WORK INSTRUCTIONS: Search the data for the word "Concert" and copy every line that contains it.

Start INFORMATION SHOWN

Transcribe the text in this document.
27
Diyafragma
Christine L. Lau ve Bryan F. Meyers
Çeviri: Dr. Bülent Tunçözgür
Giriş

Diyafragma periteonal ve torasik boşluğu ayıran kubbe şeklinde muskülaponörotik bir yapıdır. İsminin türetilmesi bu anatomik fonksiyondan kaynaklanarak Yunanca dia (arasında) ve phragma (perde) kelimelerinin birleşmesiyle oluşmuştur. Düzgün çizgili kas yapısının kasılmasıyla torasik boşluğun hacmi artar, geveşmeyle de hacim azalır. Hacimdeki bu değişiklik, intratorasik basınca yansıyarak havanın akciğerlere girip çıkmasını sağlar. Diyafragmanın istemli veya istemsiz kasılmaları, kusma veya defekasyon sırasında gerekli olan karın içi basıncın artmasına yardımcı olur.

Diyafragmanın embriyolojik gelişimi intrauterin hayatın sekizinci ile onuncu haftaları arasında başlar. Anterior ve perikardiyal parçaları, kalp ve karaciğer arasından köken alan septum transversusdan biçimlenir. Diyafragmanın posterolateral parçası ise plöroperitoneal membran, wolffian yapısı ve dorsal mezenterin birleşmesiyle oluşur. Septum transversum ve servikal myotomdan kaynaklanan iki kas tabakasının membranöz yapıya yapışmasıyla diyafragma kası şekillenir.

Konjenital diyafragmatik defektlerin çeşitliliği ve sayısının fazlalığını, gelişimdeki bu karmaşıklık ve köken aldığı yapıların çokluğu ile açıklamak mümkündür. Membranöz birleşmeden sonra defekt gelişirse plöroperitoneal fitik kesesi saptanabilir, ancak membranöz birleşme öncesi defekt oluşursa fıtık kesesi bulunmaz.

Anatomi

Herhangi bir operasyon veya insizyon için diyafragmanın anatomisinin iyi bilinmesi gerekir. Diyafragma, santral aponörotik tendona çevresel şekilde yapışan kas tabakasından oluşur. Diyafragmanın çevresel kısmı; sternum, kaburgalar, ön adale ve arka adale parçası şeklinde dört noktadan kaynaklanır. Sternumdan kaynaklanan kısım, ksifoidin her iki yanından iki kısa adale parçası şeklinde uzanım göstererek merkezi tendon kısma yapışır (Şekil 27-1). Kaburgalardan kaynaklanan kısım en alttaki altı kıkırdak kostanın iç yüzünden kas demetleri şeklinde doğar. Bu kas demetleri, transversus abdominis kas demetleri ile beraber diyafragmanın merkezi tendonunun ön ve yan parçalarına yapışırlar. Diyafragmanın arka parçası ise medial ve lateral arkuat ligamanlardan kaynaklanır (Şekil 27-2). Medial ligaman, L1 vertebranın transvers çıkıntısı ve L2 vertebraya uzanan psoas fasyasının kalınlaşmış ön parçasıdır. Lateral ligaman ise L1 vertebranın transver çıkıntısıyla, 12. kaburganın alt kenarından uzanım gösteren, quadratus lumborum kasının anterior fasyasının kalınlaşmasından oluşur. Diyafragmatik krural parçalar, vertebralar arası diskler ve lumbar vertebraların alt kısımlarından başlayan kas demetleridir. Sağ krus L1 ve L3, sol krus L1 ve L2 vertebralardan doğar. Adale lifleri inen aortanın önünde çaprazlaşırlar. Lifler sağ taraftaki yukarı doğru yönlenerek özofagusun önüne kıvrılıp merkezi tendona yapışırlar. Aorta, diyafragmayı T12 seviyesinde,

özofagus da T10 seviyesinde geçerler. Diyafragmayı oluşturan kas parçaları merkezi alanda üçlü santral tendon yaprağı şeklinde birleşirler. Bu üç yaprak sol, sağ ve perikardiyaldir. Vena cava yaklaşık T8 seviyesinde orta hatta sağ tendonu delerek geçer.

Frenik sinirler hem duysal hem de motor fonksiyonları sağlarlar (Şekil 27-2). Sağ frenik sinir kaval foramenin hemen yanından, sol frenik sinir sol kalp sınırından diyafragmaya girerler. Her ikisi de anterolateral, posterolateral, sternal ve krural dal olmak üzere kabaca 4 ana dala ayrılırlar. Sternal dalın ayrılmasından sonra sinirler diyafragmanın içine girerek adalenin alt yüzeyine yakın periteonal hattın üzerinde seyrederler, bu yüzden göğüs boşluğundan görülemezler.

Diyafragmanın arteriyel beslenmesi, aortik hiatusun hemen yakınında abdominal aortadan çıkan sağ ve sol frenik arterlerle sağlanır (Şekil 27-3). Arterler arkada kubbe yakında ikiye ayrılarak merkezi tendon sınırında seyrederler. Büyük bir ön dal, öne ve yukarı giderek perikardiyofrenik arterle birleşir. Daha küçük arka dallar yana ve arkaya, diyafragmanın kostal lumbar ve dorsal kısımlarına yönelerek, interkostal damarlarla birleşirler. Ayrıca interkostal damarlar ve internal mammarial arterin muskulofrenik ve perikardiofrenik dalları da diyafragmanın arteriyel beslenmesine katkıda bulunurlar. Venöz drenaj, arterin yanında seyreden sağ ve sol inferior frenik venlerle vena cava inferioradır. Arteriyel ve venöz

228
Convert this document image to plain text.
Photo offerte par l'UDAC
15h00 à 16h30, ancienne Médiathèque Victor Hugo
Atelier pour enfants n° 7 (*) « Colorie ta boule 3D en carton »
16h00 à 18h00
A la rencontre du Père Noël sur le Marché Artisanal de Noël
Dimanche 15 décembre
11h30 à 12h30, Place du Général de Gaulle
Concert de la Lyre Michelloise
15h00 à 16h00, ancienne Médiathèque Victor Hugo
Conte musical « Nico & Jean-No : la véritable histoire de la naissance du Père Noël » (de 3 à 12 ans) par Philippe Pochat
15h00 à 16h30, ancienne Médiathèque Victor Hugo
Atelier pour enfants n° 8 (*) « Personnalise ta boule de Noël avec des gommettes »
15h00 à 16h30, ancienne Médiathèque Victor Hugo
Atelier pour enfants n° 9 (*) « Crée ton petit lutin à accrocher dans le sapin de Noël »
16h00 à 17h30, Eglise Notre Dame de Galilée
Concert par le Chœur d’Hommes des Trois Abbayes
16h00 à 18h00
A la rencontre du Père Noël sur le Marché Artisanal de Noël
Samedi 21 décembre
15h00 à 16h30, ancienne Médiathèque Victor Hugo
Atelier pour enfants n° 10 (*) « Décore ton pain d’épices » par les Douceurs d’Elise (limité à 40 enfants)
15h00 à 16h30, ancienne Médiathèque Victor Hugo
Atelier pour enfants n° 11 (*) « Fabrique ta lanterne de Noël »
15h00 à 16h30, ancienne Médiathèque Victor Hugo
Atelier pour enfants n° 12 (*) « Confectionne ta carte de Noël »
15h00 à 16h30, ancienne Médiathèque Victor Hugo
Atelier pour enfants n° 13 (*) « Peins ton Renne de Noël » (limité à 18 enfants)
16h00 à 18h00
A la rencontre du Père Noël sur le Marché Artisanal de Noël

End INFORMATION SHOWN

OUTPUT OF THE EXERCISE:
Concert de la Lyre Michelloise
Concert par le Chœur d’Hommes des Trois Abbayes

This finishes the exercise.